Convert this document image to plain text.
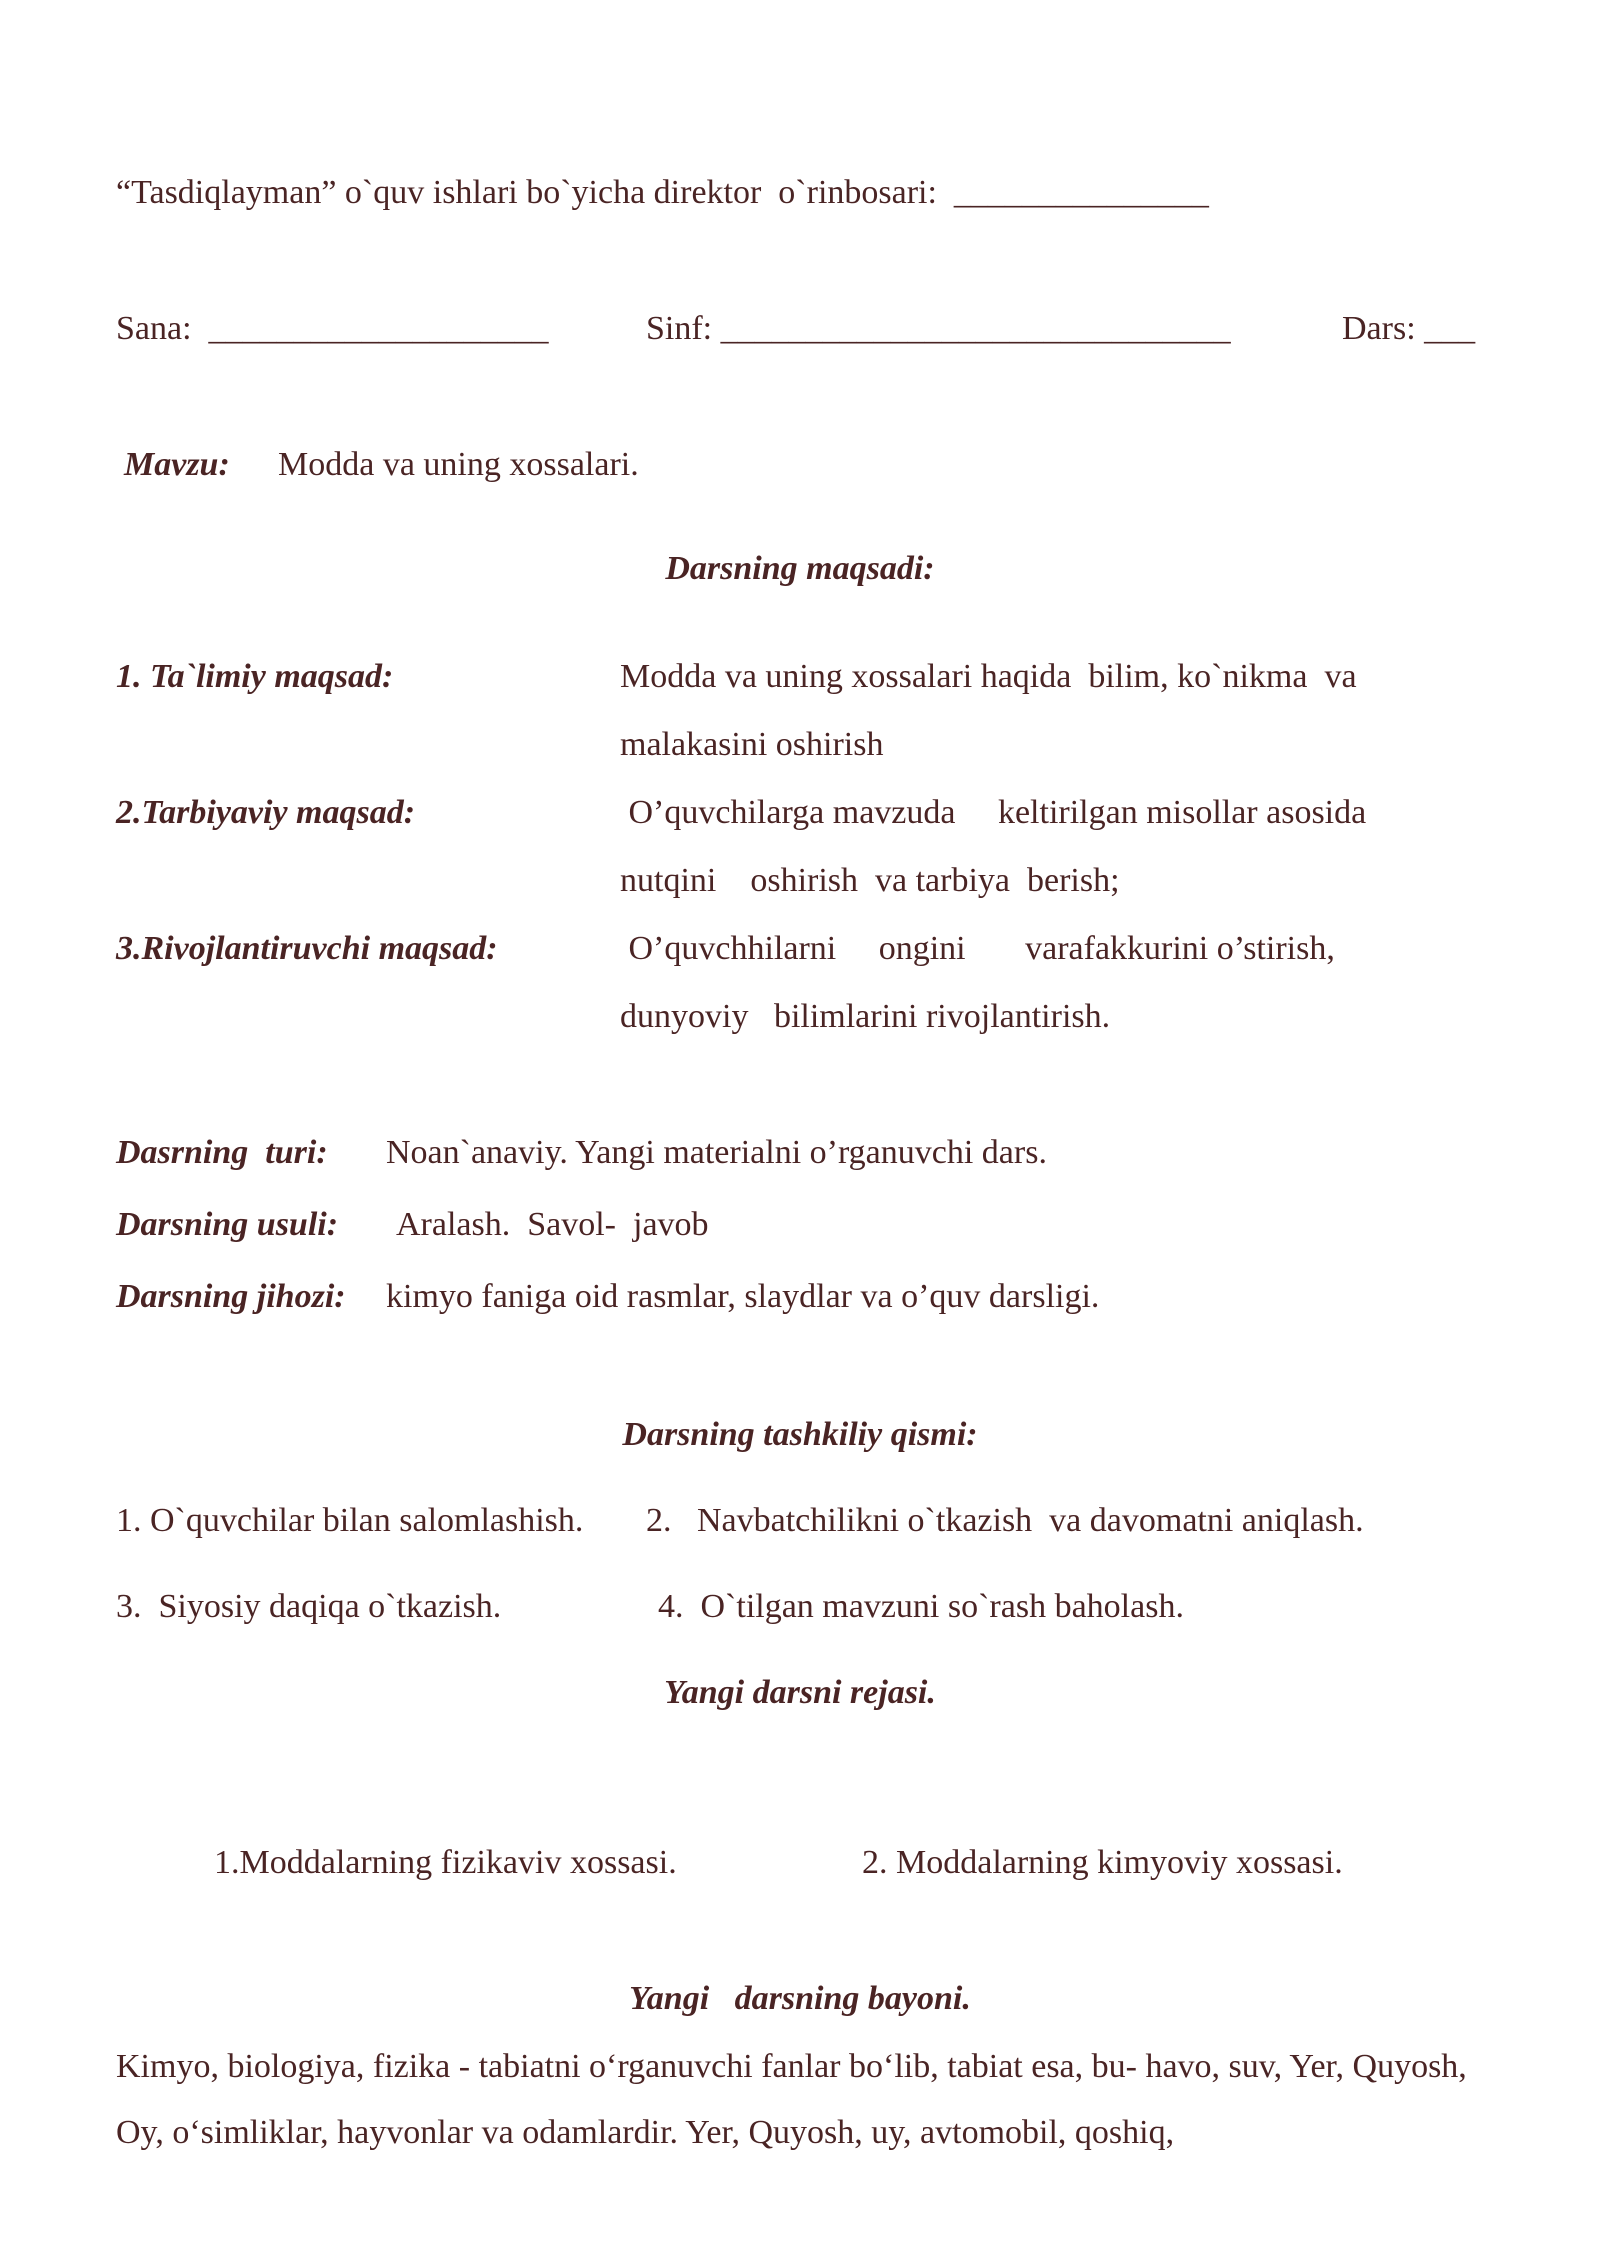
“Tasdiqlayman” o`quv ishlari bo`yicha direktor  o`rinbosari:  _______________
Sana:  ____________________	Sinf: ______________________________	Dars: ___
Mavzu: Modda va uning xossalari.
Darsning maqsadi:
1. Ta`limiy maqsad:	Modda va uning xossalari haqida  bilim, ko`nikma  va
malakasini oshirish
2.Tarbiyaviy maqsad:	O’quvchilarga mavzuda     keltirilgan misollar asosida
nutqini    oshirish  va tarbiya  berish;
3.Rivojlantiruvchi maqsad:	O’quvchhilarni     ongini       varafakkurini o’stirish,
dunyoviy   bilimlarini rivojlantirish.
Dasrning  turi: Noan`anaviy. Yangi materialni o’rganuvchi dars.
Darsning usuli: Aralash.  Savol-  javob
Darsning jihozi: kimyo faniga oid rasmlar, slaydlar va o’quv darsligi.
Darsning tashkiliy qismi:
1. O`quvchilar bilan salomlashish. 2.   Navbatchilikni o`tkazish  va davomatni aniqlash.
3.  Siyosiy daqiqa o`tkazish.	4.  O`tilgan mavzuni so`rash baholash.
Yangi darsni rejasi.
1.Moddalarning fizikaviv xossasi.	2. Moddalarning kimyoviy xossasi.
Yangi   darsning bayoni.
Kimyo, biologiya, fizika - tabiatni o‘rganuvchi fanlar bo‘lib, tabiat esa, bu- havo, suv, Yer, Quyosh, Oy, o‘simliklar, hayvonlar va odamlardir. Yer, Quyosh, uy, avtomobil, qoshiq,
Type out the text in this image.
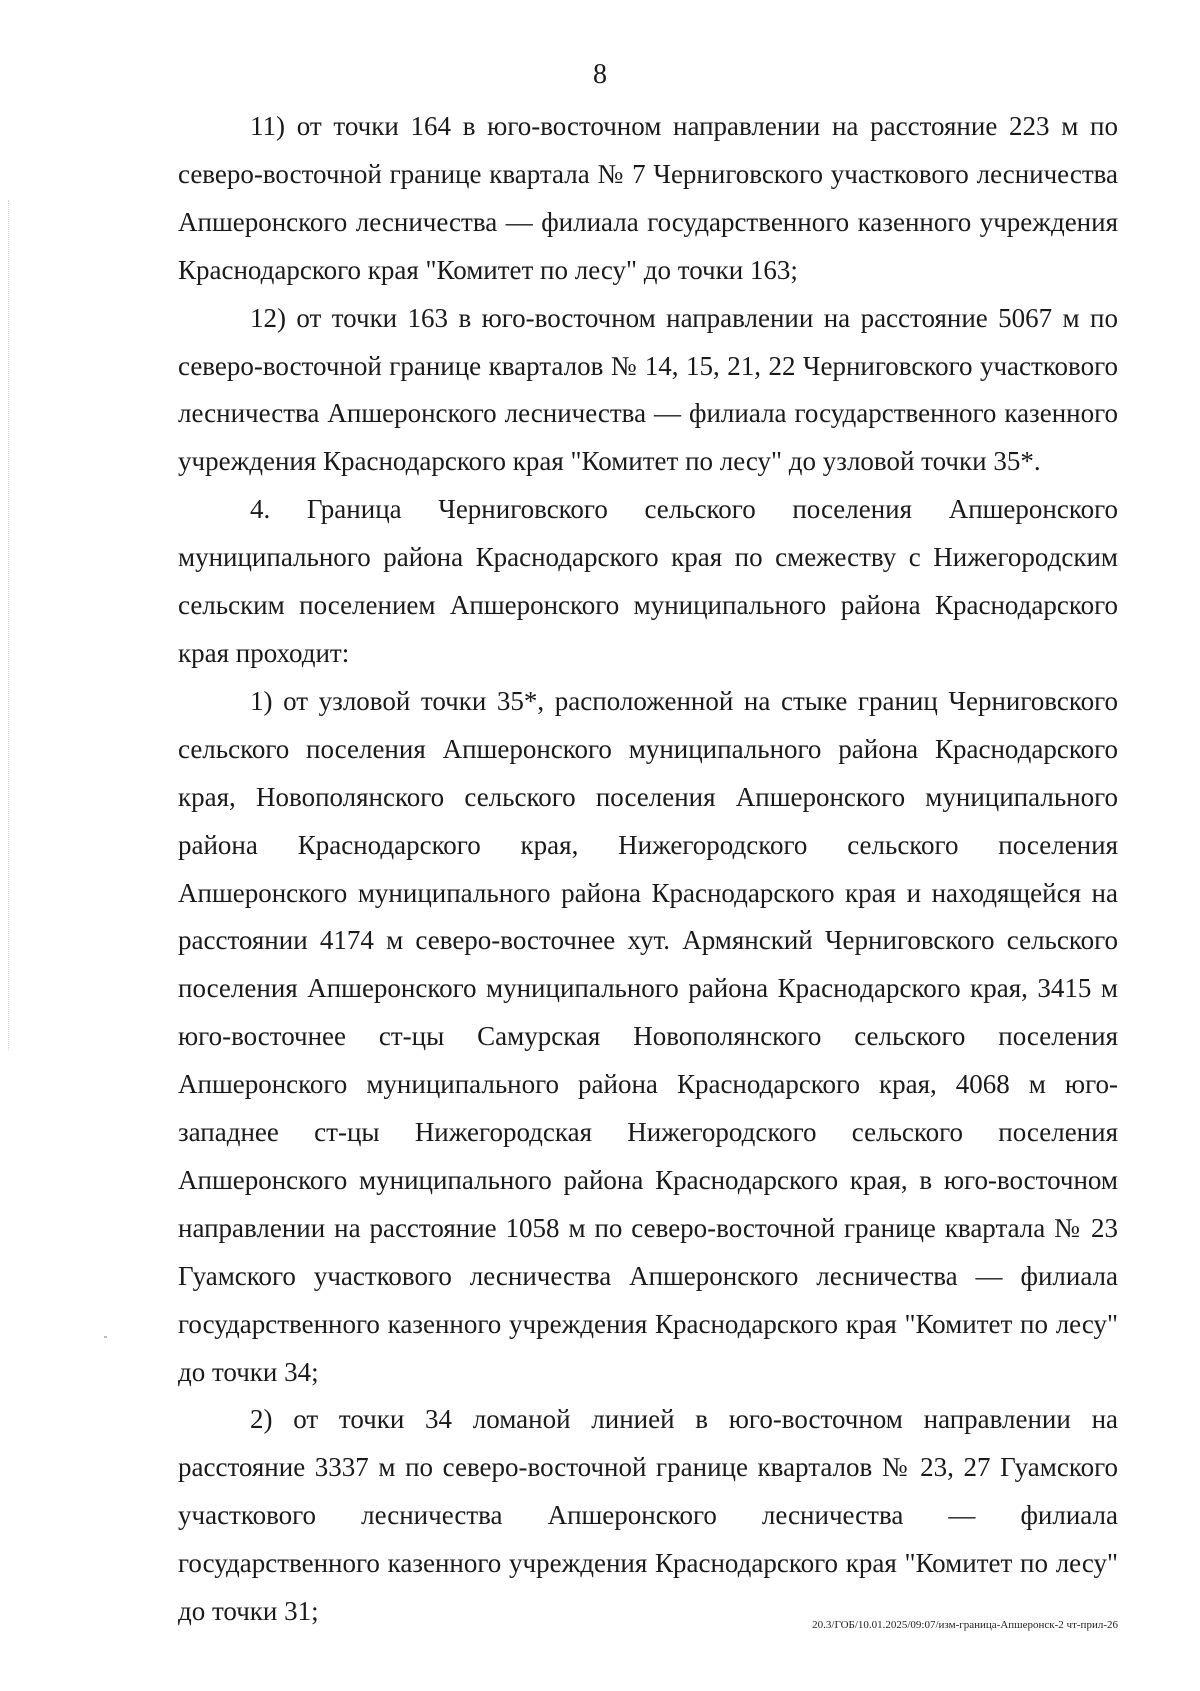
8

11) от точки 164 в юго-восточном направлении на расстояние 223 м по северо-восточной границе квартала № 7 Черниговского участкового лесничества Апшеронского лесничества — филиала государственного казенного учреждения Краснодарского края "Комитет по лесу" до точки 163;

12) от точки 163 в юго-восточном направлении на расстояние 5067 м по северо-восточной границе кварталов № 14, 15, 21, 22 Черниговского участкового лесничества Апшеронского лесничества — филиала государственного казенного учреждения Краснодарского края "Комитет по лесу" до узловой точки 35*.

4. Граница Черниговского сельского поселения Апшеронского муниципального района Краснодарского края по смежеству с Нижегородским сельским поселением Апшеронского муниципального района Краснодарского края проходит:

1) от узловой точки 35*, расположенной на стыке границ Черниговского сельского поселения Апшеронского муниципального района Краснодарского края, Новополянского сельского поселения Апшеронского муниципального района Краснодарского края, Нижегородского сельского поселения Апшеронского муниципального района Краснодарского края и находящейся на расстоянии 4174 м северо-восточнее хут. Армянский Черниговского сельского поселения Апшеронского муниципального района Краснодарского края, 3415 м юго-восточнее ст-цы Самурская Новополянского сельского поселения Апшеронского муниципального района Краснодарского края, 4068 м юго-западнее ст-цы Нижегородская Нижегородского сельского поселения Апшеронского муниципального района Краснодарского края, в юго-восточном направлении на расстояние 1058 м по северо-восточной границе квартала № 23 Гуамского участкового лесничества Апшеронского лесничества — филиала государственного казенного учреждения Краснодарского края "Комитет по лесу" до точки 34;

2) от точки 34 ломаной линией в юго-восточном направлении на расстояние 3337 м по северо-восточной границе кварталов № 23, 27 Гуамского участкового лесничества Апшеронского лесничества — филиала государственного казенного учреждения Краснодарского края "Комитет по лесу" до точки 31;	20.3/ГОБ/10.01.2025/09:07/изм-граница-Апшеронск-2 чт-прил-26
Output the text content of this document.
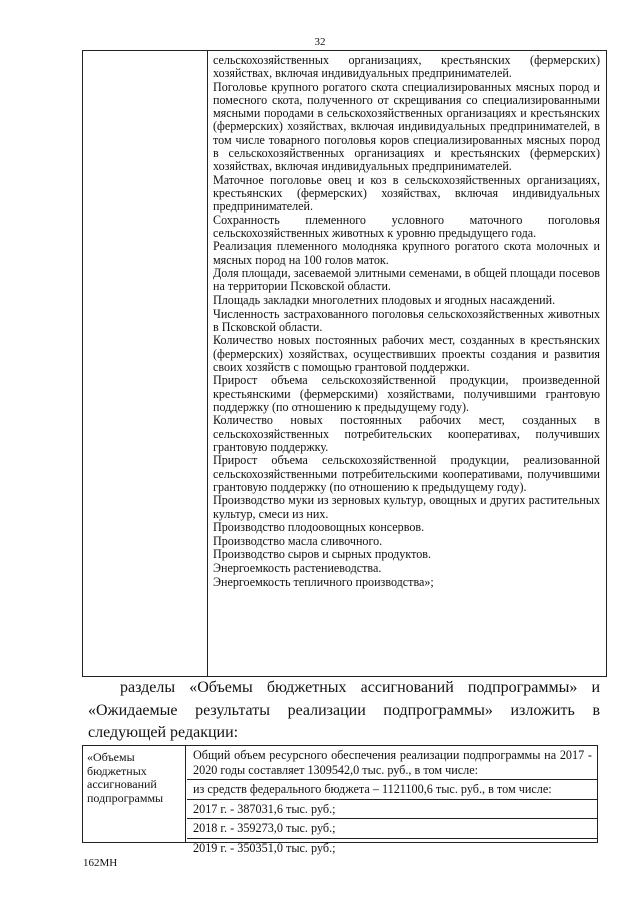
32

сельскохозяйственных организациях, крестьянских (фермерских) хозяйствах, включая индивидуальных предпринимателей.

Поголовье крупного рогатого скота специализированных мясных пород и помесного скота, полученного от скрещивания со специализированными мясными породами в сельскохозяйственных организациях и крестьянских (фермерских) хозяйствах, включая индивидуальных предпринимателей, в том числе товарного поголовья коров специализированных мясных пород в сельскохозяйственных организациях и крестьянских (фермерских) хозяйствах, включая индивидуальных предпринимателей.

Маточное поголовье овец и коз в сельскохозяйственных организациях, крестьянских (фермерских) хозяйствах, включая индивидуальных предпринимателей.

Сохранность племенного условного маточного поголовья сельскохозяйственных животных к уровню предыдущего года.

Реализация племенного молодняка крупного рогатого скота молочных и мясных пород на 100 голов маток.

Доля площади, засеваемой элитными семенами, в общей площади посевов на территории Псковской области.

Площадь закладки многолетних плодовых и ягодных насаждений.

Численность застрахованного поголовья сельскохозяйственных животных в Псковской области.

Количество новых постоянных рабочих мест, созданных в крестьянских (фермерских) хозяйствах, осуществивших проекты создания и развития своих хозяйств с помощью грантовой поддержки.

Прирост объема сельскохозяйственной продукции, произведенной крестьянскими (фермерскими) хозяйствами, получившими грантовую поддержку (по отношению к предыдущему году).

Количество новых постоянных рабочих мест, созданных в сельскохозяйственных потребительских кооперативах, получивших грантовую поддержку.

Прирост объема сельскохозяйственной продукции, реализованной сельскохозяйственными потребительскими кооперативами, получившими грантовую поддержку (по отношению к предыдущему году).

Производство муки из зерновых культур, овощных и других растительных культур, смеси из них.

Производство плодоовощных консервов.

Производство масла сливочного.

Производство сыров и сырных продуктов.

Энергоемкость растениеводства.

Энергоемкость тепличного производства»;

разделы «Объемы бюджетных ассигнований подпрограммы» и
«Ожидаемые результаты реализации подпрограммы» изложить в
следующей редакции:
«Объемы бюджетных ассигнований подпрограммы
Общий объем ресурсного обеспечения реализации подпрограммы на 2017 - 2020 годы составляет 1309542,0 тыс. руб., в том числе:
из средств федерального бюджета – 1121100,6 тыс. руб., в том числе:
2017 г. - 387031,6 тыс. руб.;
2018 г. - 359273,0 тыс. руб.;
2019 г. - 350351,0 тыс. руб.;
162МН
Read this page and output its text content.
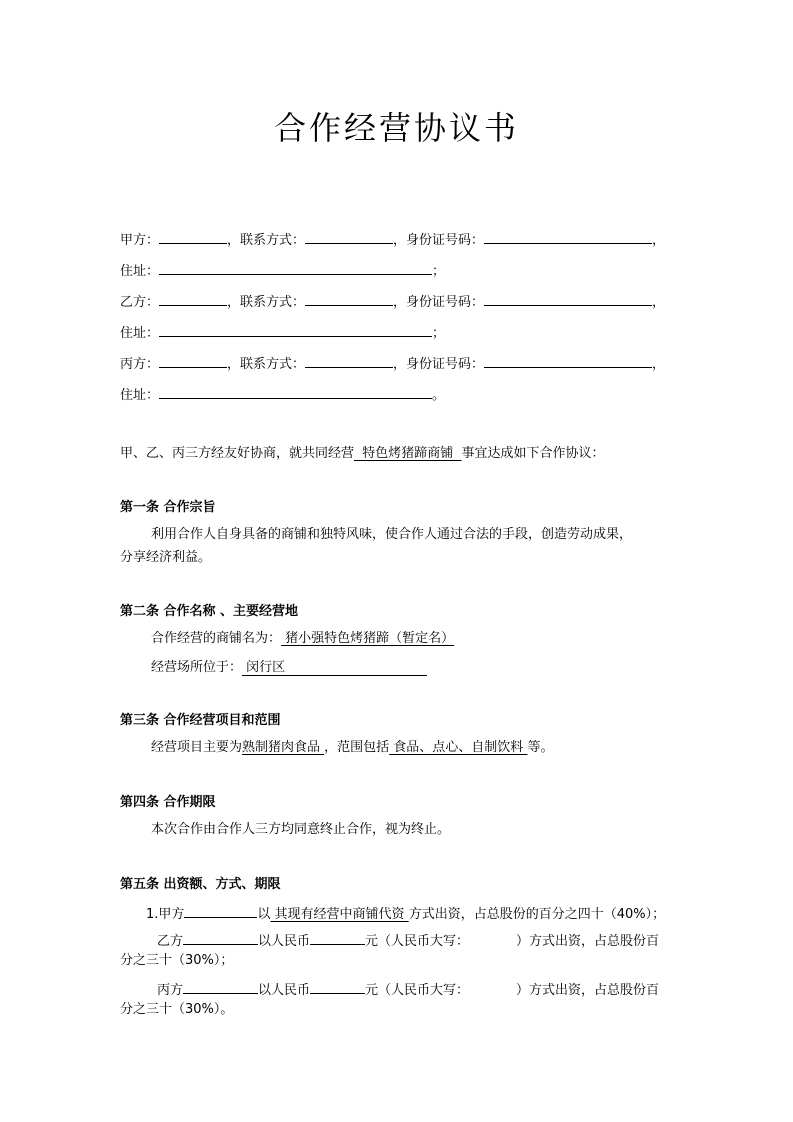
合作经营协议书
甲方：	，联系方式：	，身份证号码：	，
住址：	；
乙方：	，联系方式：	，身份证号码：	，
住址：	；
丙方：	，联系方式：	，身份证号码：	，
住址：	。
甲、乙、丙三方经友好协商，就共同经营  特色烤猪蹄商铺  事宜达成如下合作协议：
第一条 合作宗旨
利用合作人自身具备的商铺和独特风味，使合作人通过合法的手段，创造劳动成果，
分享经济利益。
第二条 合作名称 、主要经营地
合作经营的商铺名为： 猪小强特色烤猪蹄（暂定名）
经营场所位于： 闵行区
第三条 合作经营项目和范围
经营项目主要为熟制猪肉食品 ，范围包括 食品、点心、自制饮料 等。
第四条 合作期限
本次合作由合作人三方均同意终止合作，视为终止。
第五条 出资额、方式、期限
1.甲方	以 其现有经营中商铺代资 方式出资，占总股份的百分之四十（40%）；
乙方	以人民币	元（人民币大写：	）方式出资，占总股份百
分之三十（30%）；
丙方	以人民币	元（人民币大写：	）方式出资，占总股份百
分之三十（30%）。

# # # # #

• **Task to carry out**: Of the lines above, how many hold the string "text"? Answer with only the number.

• **Finished exercise**: 4